* [EXERCISE SET]
(1) Reproduce the passage of the DEF thread between "Apparently the X5D" and "and plain water.", inclusive.
(2) In the DEF thread, why does the quoted poster suspect that the system has a sensor able to tell DEF from plain water?
(3) Pick up the DEF thread from its last line and keep writing.

* [QUOTED TEXT]
Apparently the X5D has been having all kinds of issues regarding the DEF freezing etc. Have you all seen this [email protected]:thumbup:


----------



## jkp1187 (Jul 2, 2008)

Penguin said:


> Well, your can try it and find out, but... I would be extremely surprised if the EPA would approve a system which could be defeated by simply using water instead of DEF, considering the fact that they required BMW to design the system to make the engine inoperative when the DEF fluid runs out. Being able to defeat that mandatory "feature" by simply filling the DEF tank with water would almost surely be an eventuality that the EPA would have considered and required an answer to. I suspect there is a sensor in the system that can tell the difference between DEF and plain water.
> 
> As the system uses "A nitric oxide sensor downstream of the SCR catalyst provides feedback on the concentration of NOX in the exhaust emissions," if nothing else use of water would probably ensure a SES light.
> 
> ...

* [SOURCE DATA]

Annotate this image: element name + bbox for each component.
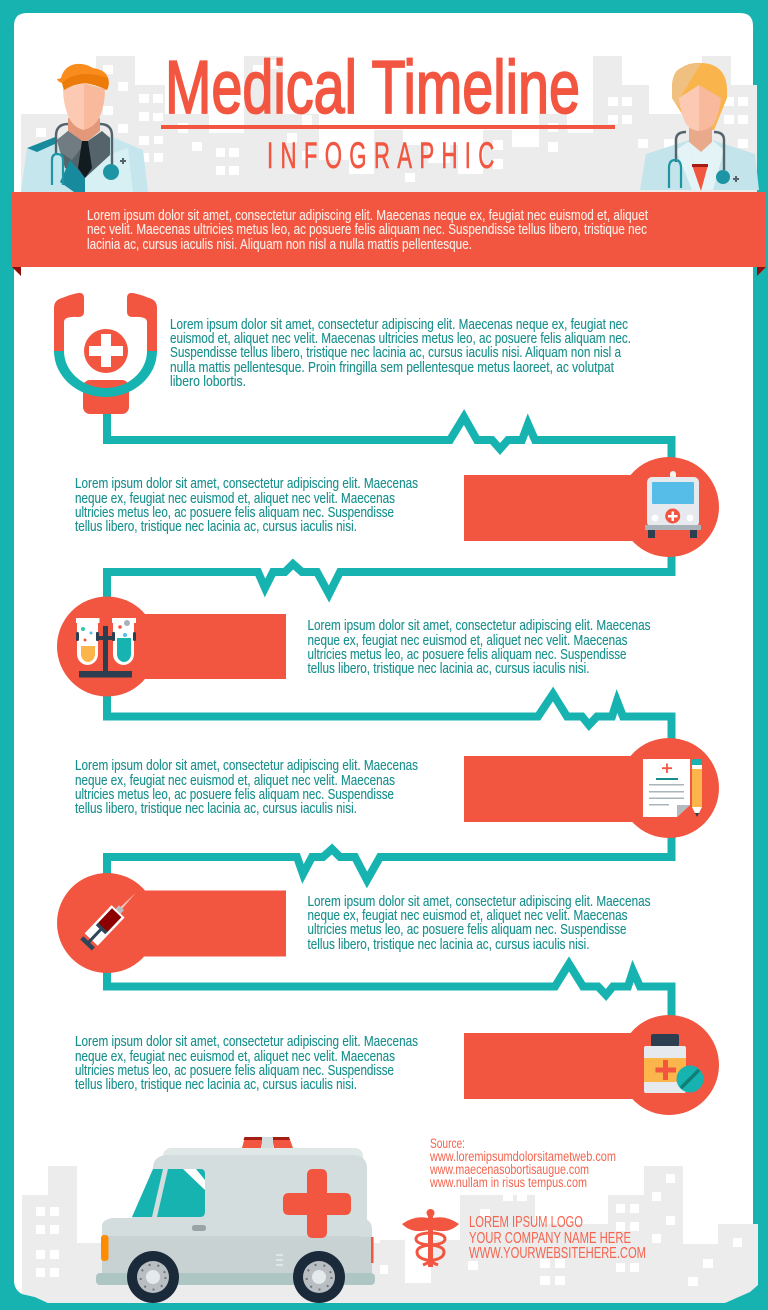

* [SOLVED PROBLEMS]
(1)
Apparently the X5D has been having all kinds of issues regarding the DEF freezing etc. Have you all seen this [email protected]:thumbup:


----------



## jkp1187 (Jul 2, 2008)

Penguin said:


> Well, your can try it and find out, but... I would be extremely surprised if the EPA would approve a system which could be defeated by simply using water instead of DEF, considering the fact that they required BMW to design the system to make the engine inoperative when the DEF fluid runs out. Being able to defeat that mandatory "feature" by simply filling the DEF tank with water would almost surely be an eventuality that the EPA would have considered and required an answer to. I suspect there is a sensor in the system that can tell the difference between DEF and plain water.

(2) The EPA made BMW design the system so the engine becomes inoperative when the DEF runs out. The poster reasons that the EPA would almost surely have considered drivers defeating that mandatory feature by filling the tank with water and would have required an answer to it.

(3)
Got it. Well, thank you very much for providing some useful information, Penguin! This thread sure generated a lot more chaff than was really necessary, though I suppose everyone loves the smell of their own flatulence at the end of the day....


----------



## jkp1187 (Jul 2, 2008)

tlak77 said:


> why not put gasoline into diesel tank


Because that may cause damage to your engine. The urea tank is not part of the *engine* to the best of my knowledge. Presumably, if you could find a way disable the sensors, there would be no mechanical problem with running the engine without the urea tank.

I suggest you check out howstuffworks.com -- there is a lot of good information explaining how engines work there.

I must confess, the fact that this tank seems to be so difficult to defeat -- and indeed that it has the ability to prevent the engine from starting if the sensors doesn't detect not just the right amount of fluid, but the fluid composition -- makes it less likely that I'll be interested in a BMW diesel at this time. Just one more thing to break.


----------



## d geek (Nov 26, 2008)

jkp1187 said:


> ...I must confess, the fact that this tank seems to be so difficult to defeat -- and indeed that it has the ability to prevent the engine from starting if the sensors doesn't detect not just the right amount of fluid, but the fluid composition -- *makes it less likely that I'll be interested in a BMW diesel at this time.* Just one more thing to break.


us future used BMW diesel owners thank you :thumbup:


----------



## Penguin (Aug 31, 2003)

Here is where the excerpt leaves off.